Task prompt: Write every line out verbatim and omit the pictures.
───
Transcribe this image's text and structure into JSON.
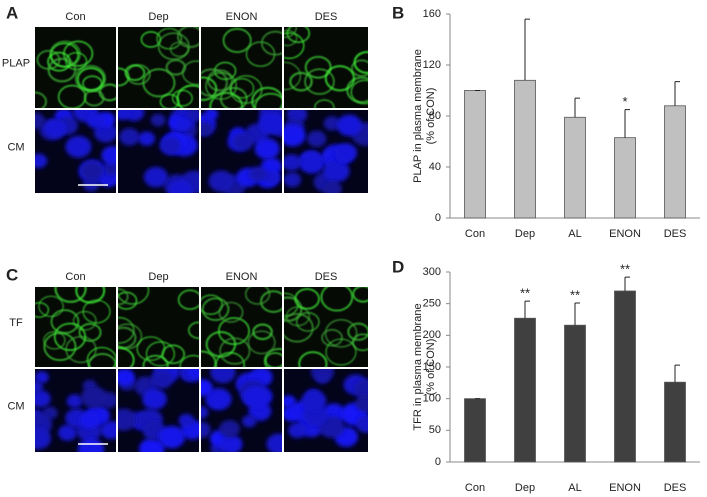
{
  "panel_labels": [
    "A",
    "B",
    "C",
    "D"
  ],
  "image_panels": [
    {
      "columns": [
        "Con",
        "Dep",
        "ENON",
        "DES"
      ],
      "rows": [
        "PLAP",
        "CM"
      ]
    },
    {
      "columns": [
        "Con",
        "Dep",
        "ENON",
        "DES"
      ],
      "rows": [
        "TF",
        "CM"
      ]
    }
  ],
  "chart_data": [
    {
      "type": "bar",
      "y_label": [
        "PLAP in plasma membrane",
        "(% of CON)"
      ],
      "categories": [
        "Con",
        "Dep",
        "AL",
        "ENON",
        "DES"
      ],
      "values": [
        100,
        108,
        79,
        63,
        88
      ],
      "errors": [
        0,
        48,
        15,
        22,
        19
      ],
      "significance": [
        null,
        null,
        null,
        "*",
        null
      ],
      "color": "#c0c0c0",
      "ylim": [
        0,
        160
      ],
      "yticks": [
        0,
        40,
        80,
        120,
        160
      ]
    },
    {
      "type": "bar",
      "y_label": [
        "TFR in plasma membrane",
        "(% of CON)"
      ],
      "categories": [
        "Con",
        "Dep",
        "AL",
        "ENON",
        "DES"
      ],
      "values": [
        100,
        227,
        216,
        270,
        126
      ],
      "errors": [
        0,
        27,
        35,
        22,
        27
      ],
      "significance": [
        null,
        "**",
        "**",
        "**",
        null
      ],
      "color": "#404040",
      "ylim": [
        0,
        300
      ],
      "yticks": [
        0,
        50,
        100,
        150,
        200,
        250,
        300
      ]
    }
  ]
}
───
Finished answer:
Transcribe this image's text and structure into JSON.
{
  "panel_labels": [
    "A",
    "B",
    "C",
    "D"
  ],
  "image_panels": [
    {
      "columns": [
        "Con",
        "Dep",
        "ENON",
        "DES"
      ],
      "rows": [
        "PLAP",
        "CM"
      ]
    },
    {
      "columns": [
        "Con",
        "Dep",
        "ENON",
        "DES"
      ],
      "rows": [
        "TF",
        "CM"
      ]
    }
  ],
  "chart_data": [
    {
      "type": "bar",
      "y_label": [
        "PLAP in plasma membrane",
        "(% of CON)"
      ],
      "categories": [
        "Con",
        "Dep",
        "AL",
        "ENON",
        "DES"
      ],
      "values": [
        100,
        108,
        79,
        63,
        88
      ],
      "errors": [
        0,
        48,
        15,
        22,
        19
      ],
      "significance": [
        null,
        null,
        null,
        "*",
        null
      ],
      "color": "#c0c0c0",
      "ylim": [
        0,
        160
      ],
      "yticks": [
        0,
        40,
        80,
        120,
        160
      ]
    },
    {
      "type": "bar",
      "y_label": [
        "TFR in plasma membrane",
        "(% of CON)"
      ],
      "categories": [
        "Con",
        "Dep",
        "AL",
        "ENON",
        "DES"
      ],
      "values": [
        100,
        227,
        216,
        270,
        126
      ],
      "errors": [
        0,
        27,
        35,
        22,
        27
      ],
      "significance": [
        null,
        "**",
        "**",
        "**",
        null
      ],
      "color": "#404040",
      "ylim": [
        0,
        300
      ],
      "yticks": [
        0,
        50,
        100,
        150,
        200,
        250,
        300
      ]
    }
  ]
}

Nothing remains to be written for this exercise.